• WHAT TO DO: Write the material out again, line by line, exactly as it is.

• INPUT DATA:
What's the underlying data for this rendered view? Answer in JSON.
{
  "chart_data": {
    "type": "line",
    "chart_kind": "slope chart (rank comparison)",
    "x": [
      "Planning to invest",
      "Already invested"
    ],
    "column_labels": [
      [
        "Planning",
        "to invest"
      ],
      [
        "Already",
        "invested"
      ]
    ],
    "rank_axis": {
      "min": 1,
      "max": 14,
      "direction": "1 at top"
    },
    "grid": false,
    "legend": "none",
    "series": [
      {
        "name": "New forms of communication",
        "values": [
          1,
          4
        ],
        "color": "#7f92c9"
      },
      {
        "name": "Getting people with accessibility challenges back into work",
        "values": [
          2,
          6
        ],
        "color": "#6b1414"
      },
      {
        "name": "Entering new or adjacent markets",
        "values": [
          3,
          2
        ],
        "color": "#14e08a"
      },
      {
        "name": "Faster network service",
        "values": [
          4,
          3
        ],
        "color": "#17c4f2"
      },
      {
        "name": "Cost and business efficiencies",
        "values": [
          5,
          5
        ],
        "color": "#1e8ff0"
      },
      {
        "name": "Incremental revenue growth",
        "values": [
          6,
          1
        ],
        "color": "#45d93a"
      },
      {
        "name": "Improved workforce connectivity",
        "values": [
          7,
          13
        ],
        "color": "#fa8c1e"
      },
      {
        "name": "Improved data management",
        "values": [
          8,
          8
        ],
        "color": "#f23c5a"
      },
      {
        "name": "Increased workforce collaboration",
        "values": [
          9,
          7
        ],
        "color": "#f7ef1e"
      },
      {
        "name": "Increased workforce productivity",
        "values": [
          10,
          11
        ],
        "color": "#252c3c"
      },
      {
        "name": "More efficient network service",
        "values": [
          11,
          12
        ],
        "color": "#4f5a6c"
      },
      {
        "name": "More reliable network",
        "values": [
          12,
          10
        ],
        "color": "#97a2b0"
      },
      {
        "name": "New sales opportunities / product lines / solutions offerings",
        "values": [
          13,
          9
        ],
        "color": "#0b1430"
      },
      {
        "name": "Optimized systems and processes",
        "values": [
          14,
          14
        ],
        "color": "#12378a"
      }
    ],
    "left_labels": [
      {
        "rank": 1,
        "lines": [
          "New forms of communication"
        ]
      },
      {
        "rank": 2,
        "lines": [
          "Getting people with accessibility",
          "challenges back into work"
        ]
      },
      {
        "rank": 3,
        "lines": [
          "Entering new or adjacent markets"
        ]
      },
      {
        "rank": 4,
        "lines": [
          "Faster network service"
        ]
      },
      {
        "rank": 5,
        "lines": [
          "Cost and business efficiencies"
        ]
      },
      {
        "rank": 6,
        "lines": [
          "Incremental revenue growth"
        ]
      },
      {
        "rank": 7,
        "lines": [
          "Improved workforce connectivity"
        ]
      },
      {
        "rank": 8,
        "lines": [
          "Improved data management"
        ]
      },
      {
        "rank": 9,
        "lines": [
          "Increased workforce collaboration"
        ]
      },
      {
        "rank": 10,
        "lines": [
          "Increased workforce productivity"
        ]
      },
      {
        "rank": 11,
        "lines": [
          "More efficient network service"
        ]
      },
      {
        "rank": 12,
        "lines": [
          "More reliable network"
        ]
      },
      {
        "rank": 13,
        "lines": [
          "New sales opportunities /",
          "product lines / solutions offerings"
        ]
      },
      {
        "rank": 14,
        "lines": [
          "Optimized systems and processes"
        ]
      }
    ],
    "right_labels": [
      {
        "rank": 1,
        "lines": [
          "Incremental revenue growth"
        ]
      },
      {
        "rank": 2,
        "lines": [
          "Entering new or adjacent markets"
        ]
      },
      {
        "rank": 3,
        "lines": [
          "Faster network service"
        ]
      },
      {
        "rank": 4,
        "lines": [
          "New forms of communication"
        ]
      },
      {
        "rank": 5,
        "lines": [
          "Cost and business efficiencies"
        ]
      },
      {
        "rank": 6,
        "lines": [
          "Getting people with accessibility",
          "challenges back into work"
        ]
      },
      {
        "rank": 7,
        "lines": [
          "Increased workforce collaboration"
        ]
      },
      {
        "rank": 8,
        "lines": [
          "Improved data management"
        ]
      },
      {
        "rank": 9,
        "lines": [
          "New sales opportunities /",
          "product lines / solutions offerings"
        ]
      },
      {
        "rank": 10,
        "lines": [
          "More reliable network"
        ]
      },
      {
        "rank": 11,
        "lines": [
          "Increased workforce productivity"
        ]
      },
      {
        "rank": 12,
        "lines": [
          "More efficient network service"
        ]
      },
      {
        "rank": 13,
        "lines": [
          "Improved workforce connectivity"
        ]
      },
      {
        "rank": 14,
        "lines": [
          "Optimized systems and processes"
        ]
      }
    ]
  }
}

• REPLY:
What's the underlying data for this rendered view? Answer in JSON.
{
  "chart_data": {
    "type": "line",
    "chart_kind": "slope chart (rank comparison)",
    "x": [
      "Planning to invest",
      "Already invested"
    ],
    "column_labels": [
      [
        "Planning",
        "to invest"
      ],
      [
        "Already",
        "invested"
      ]
    ],
    "rank_axis": {
      "min": 1,
      "max": 14,
      "direction": "1 at top"
    },
    "grid": false,
    "legend": "none",
    "series": [
      {
        "name": "New forms of communication",
        "values": [
          1,
          4
        ],
        "color": "#7f92c9"
      },
      {
        "name": "Getting people with accessibility challenges back into work",
        "values": [
          2,
          6
        ],
        "color": "#6b1414"
      },
      {
        "name": "Entering new or adjacent markets",
        "values": [
          3,
          2
        ],
        "color": "#14e08a"
      },
      {
        "name": "Faster network service",
        "values": [
          4,
          3
        ],
        "color": "#17c4f2"
      },
      {
        "name": "Cost and business efficiencies",
        "values": [
          5,
          5
        ],
        "color": "#1e8ff0"
      },
      {
        "name": "Incremental revenue growth",
        "values": [
          6,
          1
        ],
        "color": "#45d93a"
      },
      {
        "name": "Improved workforce connectivity",
        "values": [
          7,
          13
        ],
        "color": "#fa8c1e"
      },
      {
        "name": "Improved data management",
        "values": [
          8,
          8
        ],
        "color": "#f23c5a"
      },
      {
        "name": "Increased workforce collaboration",
        "values": [
          9,
          7
        ],
        "color": "#f7ef1e"
      },
      {
        "name": "Increased workforce productivity",
        "values": [
          10,
          11
        ],
        "color": "#252c3c"
      },
      {
        "name": "More efficient network service",
        "values": [
          11,
          12
        ],
        "color": "#4f5a6c"
      },
      {
        "name": "More reliable network",
        "values": [
          12,
          10
        ],
        "color": "#97a2b0"
      },
      {
        "name": "New sales opportunities / product lines / solutions offerings",
        "values": [
          13,
          9
        ],
        "color": "#0b1430"
      },
      {
        "name": "Optimized systems and processes",
        "values": [
          14,
          14
        ],
        "color": "#12378a"
      }
    ],
    "left_labels": [
      {
        "rank": 1,
        "lines": [
          "New forms of communication"
        ]
      },
      {
        "rank": 2,
        "lines": [
          "Getting people with accessibility",
          "challenges back into work"
        ]
      },
      {
        "rank": 3,
        "lines": [
          "Entering new or adjacent markets"
        ]
      },
      {
        "rank": 4,
        "lines": [
          "Faster network service"
        ]
      },
      {
        "rank": 5,
        "lines": [
          "Cost and business efficiencies"
        ]
      },
      {
        "rank": 6,
        "lines": [
          "Incremental revenue growth"
        ]
      },
      {
        "rank": 7,
        "lines": [
          "Improved workforce connectivity"
        ]
      },
      {
        "rank": 8,
        "lines": [
          "Improved data management"
        ]
      },
      {
        "rank": 9,
        "lines": [
          "Increased workforce collaboration"
        ]
      },
      {
        "rank": 10,
        "lines": [
          "Increased workforce productivity"
        ]
      },
      {
        "rank": 11,
        "lines": [
          "More efficient network service"
        ]
      },
      {
        "rank": 12,
        "lines": [
          "More reliable network"
        ]
      },
      {
        "rank": 13,
        "lines": [
          "New sales opportunities /",
          "product lines / solutions offerings"
        ]
      },
      {
        "rank": 14,
        "lines": [
          "Optimized systems and processes"
        ]
      }
    ],
    "right_labels": [
      {
        "rank": 1,
        "lines": [
          "Incremental revenue growth"
        ]
      },
      {
        "rank": 2,
        "lines": [
          "Entering new or adjacent markets"
        ]
      },
      {
        "rank": 3,
        "lines": [
          "Faster network service"
        ]
      },
      {
        "rank": 4,
        "lines": [
          "New forms of communication"
        ]
      },
      {
        "rank": 5,
        "lines": [
          "Cost and business efficiencies"
        ]
      },
      {
        "rank": 6,
        "lines": [
          "Getting people with accessibility",
          "challenges back into work"
        ]
      },
      {
        "rank": 7,
        "lines": [
          "Increased workforce collaboration"
        ]
      },
      {
        "rank": 8,
        "lines": [
          "Improved data management"
        ]
      },
      {
        "rank": 9,
        "lines": [
          "New sales opportunities /",
          "product lines / solutions offerings"
        ]
      },
      {
        "rank": 10,
        "lines": [
          "More reliable network"
        ]
      },
      {
        "rank": 11,
        "lines": [
          "Increased workforce productivity"
        ]
      },
      {
        "rank": 12,
        "lines": [
          "More efficient network service"
        ]
      },
      {
        "rank": 13,
        "lines": [
          "Improved workforce connectivity"
        ]
      },
      {
        "rank": 14,
        "lines": [
          "Optimized systems and processes"
        ]
      }
    ]
  }
}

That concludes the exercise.